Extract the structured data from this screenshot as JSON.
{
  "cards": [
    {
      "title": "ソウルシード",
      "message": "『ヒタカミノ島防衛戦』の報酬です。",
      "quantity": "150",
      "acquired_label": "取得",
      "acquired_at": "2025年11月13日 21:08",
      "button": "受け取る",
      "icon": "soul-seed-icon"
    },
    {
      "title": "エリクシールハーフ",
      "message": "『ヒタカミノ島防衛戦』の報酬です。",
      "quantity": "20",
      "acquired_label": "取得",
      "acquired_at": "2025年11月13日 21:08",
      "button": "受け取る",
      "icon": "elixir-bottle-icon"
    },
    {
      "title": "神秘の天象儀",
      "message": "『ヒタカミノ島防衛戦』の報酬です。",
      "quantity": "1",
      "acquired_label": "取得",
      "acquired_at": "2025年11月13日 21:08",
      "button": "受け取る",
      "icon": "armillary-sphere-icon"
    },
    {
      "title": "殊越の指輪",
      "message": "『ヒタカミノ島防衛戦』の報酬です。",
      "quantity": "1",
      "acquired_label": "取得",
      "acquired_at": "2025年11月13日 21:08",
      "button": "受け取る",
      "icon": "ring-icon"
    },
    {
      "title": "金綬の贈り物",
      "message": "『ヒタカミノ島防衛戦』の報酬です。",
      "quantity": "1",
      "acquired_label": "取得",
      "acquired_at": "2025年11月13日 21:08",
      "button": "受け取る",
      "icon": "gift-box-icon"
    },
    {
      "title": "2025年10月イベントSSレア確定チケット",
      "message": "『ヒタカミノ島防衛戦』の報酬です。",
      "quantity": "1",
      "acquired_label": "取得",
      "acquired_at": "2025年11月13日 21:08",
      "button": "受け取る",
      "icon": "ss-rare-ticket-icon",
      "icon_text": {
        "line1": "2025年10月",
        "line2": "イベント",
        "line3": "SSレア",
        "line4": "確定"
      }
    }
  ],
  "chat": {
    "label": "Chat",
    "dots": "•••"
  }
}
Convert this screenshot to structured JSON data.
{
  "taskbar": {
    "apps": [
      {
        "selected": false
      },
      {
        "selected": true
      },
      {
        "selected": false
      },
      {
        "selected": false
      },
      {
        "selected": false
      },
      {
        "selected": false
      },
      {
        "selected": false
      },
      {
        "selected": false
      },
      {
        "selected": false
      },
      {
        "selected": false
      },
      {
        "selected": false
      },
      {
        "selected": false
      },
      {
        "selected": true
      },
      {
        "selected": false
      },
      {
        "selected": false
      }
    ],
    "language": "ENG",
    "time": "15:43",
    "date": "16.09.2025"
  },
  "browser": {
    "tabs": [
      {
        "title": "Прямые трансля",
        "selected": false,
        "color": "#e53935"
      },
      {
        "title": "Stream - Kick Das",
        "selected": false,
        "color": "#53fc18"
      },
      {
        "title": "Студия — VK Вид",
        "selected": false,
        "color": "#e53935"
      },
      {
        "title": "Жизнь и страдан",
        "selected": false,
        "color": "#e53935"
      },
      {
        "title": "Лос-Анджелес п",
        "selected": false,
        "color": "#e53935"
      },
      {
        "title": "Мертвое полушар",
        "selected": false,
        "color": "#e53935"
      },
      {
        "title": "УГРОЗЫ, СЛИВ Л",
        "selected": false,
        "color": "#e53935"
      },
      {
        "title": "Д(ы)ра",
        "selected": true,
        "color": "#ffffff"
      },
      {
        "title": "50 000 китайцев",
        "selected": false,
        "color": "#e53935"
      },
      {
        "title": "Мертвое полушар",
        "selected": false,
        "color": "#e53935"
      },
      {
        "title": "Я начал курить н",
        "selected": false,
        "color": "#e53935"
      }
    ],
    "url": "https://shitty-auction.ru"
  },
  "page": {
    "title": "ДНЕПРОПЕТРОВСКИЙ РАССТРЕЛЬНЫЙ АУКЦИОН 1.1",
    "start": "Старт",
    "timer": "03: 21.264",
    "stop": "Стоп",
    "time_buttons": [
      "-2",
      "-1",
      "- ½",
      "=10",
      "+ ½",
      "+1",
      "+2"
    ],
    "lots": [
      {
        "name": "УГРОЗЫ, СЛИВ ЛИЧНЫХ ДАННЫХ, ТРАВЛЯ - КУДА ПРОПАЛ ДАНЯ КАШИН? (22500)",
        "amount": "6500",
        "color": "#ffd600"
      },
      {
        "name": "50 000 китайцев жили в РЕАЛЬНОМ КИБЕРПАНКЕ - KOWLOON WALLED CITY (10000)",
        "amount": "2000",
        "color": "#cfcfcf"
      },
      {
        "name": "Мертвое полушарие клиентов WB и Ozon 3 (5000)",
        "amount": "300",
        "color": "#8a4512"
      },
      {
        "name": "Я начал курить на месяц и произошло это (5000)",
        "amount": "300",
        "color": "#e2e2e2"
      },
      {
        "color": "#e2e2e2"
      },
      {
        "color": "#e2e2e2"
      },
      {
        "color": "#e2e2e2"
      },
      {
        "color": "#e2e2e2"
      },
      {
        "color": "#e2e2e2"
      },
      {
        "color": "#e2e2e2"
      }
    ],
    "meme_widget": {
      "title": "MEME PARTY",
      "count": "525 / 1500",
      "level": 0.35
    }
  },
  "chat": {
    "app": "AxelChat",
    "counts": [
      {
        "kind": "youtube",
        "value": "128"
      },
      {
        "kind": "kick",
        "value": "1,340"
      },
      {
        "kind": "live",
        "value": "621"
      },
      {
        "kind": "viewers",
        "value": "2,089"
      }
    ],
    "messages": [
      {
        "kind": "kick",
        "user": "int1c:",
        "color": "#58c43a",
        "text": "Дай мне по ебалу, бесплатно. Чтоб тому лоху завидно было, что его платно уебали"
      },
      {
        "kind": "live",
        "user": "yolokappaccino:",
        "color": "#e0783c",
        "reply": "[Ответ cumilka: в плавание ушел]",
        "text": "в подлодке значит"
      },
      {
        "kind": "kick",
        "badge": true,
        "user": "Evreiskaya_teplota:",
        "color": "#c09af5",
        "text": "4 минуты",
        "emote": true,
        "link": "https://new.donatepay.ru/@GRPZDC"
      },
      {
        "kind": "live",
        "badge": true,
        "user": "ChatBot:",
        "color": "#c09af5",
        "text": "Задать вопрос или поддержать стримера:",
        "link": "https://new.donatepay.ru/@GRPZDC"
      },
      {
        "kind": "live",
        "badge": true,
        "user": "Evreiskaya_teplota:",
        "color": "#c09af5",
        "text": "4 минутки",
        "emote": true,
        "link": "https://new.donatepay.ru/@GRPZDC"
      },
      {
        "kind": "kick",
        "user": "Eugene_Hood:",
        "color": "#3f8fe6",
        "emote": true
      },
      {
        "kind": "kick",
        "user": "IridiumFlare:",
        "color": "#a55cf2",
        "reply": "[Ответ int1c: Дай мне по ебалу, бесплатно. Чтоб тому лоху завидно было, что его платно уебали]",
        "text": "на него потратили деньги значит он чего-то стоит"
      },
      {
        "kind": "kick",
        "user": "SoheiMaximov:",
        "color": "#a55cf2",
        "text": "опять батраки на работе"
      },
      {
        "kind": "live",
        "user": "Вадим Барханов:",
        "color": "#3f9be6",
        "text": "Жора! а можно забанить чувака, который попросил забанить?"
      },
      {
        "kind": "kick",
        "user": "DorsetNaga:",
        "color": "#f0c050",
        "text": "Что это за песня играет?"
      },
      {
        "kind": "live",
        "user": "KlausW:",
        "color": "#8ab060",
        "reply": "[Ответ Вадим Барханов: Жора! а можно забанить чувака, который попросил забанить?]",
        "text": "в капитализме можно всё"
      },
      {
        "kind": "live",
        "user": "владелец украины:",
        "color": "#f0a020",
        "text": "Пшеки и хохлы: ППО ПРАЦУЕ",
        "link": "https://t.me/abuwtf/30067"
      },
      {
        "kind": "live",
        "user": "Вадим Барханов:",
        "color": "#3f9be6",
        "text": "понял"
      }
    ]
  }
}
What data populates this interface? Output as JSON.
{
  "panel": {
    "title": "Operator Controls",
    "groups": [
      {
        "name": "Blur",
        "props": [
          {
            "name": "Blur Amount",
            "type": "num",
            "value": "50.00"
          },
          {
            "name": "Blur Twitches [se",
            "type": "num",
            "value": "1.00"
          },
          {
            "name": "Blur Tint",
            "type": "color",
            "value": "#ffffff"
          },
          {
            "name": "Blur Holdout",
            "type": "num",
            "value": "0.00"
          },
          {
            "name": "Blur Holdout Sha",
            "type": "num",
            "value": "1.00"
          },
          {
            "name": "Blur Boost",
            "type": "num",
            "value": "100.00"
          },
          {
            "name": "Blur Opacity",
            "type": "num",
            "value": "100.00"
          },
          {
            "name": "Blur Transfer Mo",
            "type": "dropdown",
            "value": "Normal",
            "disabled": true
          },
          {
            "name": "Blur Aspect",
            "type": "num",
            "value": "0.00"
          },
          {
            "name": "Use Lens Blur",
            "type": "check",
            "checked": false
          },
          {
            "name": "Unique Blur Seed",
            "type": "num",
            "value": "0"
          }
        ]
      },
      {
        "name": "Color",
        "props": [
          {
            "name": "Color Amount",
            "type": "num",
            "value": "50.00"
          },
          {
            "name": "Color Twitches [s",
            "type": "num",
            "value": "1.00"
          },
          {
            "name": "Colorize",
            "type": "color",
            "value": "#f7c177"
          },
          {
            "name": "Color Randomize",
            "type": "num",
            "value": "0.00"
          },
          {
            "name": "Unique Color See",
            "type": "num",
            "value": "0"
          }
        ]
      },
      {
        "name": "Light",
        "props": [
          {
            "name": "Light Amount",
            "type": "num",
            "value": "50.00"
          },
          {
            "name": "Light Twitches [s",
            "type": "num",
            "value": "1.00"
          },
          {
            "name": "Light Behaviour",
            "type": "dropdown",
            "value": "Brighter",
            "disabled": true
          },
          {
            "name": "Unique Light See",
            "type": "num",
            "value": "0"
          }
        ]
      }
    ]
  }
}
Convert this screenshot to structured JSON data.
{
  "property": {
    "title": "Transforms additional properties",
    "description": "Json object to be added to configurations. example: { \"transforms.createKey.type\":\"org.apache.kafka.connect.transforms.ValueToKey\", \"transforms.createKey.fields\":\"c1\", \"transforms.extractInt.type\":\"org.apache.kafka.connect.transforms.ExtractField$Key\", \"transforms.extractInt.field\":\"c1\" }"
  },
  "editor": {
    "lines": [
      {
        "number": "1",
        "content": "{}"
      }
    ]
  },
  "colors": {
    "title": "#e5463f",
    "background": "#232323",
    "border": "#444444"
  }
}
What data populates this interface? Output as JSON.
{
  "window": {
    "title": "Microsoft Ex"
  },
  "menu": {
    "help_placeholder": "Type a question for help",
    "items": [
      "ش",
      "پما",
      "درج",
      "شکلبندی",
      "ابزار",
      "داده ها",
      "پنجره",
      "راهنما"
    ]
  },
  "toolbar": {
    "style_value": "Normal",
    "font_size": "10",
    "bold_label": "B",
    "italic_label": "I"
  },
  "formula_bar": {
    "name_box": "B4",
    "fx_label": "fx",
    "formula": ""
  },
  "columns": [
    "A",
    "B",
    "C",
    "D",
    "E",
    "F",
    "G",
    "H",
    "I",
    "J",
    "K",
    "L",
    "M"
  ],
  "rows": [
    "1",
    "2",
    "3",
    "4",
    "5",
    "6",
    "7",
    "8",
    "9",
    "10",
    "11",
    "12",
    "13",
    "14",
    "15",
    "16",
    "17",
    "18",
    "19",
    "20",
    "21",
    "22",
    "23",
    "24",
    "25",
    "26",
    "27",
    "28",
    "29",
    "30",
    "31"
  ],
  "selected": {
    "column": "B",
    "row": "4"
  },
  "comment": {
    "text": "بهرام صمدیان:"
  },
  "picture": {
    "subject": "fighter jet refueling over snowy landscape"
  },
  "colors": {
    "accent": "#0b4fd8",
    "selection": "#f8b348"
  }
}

___

WHAT TO WORK ON.
Find the word "чувака" and list each line it appears in.

RESPONSE FOR THIS EXERCISE.
        "text": "Жора! а можно забанить чувака, который попросил забанить?"
        "reply": "[Ответ Вадим Барханов: Жора! а можно забанить чувака, который попросил забанить?]",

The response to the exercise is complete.